◆ TEXT PROVIDED ◆
Many industries are geographically concentrated, and such clusters are an important source of international specialization and trade. The importance of geographic proximity is shaped by the role played by the scientists who will live in the regions occupied by multinationals that are best buyers of the new, scientific knowledge. The triad of New York, London and Tokyo that dominate global financial services is an example of permanent clusters. Urban ghettos are parts of the famous Silicon Valley production system as are the engineering laboratories at Stanford, or the military R&D facilities. Today, universities and their related research laboratories spread throughout most regions in the US.  Geographical proximity can be expected to serve the incubation of new technologies. There seems to be some measures that can be used to anticipate the origin and initial location of new geographical clusters of firms. The most important is the existence of growth firms and new start-ups. If several new firms spin off from a common parent, or a set of parents, then a cluster of firms could begin spontaneously. The Nordic cluster model is, perhaps, the most well-known examples of how to combine the Schumpereterian entrepreneurship with the proactive internationalization of firms (Dahmen, 2016; Donelly & Hyry, 2014; Luostarinen, 1979). Schumpeterian entrepreneurship as the combination of proprietary and collective capitalism is functioning in regional clusters like Silicon Valley somewhere between local networks and global clusters (figure 1).

(Source records)

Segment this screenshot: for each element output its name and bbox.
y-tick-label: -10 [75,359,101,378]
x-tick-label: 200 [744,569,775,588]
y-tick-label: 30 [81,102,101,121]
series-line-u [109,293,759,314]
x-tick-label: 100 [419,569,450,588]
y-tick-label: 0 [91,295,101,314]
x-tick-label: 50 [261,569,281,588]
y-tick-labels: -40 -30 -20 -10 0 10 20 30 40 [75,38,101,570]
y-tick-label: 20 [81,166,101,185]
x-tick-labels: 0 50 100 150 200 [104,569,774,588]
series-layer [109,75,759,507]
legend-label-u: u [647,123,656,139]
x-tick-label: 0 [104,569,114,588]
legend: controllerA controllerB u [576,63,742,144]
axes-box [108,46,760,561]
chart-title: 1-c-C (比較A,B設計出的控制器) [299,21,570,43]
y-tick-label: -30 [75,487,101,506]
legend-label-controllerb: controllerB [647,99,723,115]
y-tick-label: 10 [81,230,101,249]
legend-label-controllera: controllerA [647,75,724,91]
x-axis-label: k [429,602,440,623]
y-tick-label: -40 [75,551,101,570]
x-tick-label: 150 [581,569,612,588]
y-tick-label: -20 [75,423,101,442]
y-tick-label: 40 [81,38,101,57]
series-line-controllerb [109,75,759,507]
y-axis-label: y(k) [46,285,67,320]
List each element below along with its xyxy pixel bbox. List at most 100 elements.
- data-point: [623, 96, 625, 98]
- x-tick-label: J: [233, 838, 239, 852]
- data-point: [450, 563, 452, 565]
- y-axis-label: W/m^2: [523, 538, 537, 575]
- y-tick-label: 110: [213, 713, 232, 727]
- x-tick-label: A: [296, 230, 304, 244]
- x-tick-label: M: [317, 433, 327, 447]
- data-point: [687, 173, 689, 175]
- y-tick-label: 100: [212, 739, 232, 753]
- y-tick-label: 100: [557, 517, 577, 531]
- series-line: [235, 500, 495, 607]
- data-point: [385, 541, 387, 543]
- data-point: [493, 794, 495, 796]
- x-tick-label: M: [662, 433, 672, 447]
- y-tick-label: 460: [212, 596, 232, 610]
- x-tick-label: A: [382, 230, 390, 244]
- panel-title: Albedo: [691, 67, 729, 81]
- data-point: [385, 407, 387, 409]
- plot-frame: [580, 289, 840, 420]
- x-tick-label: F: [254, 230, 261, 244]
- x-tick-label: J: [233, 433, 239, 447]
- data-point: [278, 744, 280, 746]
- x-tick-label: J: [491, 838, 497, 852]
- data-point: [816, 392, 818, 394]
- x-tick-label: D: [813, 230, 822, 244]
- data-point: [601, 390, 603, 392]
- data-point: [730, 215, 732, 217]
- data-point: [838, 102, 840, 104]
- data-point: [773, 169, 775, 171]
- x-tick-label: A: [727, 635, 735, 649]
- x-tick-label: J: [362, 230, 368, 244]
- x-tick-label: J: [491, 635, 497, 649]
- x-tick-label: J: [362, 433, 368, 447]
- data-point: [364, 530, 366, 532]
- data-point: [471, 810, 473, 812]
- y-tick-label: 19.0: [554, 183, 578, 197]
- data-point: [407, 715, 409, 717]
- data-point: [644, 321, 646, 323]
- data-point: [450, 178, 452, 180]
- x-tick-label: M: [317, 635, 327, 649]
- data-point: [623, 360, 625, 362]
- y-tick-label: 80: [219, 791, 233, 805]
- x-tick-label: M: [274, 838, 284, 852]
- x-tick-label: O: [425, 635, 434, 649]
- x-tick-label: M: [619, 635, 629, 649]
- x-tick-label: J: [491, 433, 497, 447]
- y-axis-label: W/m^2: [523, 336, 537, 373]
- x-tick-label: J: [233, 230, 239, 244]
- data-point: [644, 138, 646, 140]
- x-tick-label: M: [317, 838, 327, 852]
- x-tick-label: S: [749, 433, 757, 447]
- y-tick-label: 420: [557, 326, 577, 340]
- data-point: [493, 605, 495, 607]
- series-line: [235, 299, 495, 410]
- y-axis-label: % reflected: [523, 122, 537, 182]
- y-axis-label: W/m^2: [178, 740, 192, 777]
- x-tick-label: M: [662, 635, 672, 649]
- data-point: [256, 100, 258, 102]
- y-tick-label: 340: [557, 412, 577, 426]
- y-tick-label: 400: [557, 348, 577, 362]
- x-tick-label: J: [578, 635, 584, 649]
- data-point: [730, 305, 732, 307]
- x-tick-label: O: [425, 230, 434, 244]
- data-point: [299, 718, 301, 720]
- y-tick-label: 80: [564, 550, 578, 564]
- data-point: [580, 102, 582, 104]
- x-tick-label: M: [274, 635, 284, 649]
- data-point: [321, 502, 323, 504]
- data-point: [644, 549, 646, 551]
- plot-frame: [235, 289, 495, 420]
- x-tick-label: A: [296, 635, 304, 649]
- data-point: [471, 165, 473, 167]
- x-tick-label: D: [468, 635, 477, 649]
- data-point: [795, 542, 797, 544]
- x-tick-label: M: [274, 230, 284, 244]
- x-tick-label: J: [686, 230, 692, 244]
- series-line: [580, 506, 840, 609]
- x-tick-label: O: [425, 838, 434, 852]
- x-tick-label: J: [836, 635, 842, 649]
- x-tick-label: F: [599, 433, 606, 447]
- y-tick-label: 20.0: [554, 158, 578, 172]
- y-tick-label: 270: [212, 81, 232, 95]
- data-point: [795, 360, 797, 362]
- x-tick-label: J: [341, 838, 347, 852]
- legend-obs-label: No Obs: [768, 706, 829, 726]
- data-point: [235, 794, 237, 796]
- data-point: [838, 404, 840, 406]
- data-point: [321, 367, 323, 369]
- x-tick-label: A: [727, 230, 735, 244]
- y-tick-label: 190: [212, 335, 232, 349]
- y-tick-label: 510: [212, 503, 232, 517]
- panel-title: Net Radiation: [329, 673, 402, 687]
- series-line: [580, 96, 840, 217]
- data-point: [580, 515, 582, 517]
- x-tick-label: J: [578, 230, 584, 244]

◆ THE REQUEST ◆
Copy the passage on geographic industry clusters word for word, from its first sentence to its last. Rely on the text alone.

◆ PROBLEM SOLUTION ◆
Many industries are geographically concentrated, and such clusters are an important source of international specialization and trade. The importance of geographic proximity is shaped by the role played by the scientists who will live in the regions occupied by multinationals that are best buyers of the new, scientific knowledge. The triad of New York, London and Tokyo that dominate global financial services is an example of permanent clusters. Urban ghettos are parts of the famous Silicon Valley production system as are the engineering laboratories at Stanford, or the military R&D facilities. Today, universities and their related research laboratories spread throughout most regions in the US.  Geographical proximity can be expected to serve the incubation of new technologies. There seems to be some measures that can be used to anticipate the origin and initial location of new geographical clusters of firms. The most important is the existence of growth firms and new start-ups. If several new firms spin off from a common parent, or a set of parents, then a cluster of firms could begin spontaneously. The Nordic cluster model is, perhaps, the most well-known examples of how to combine the Schumpereterian entrepreneurship with the proactive internationalization of firms (Dahmen, 2016; Donelly & Hyry, 2014; Luostarinen, 1979). Schumpeterian entrepreneurship as the combination of proprietary and collective capitalism is functioning in regional clusters like Silicon Valley somewhere between local networks and global clusters (figure 1).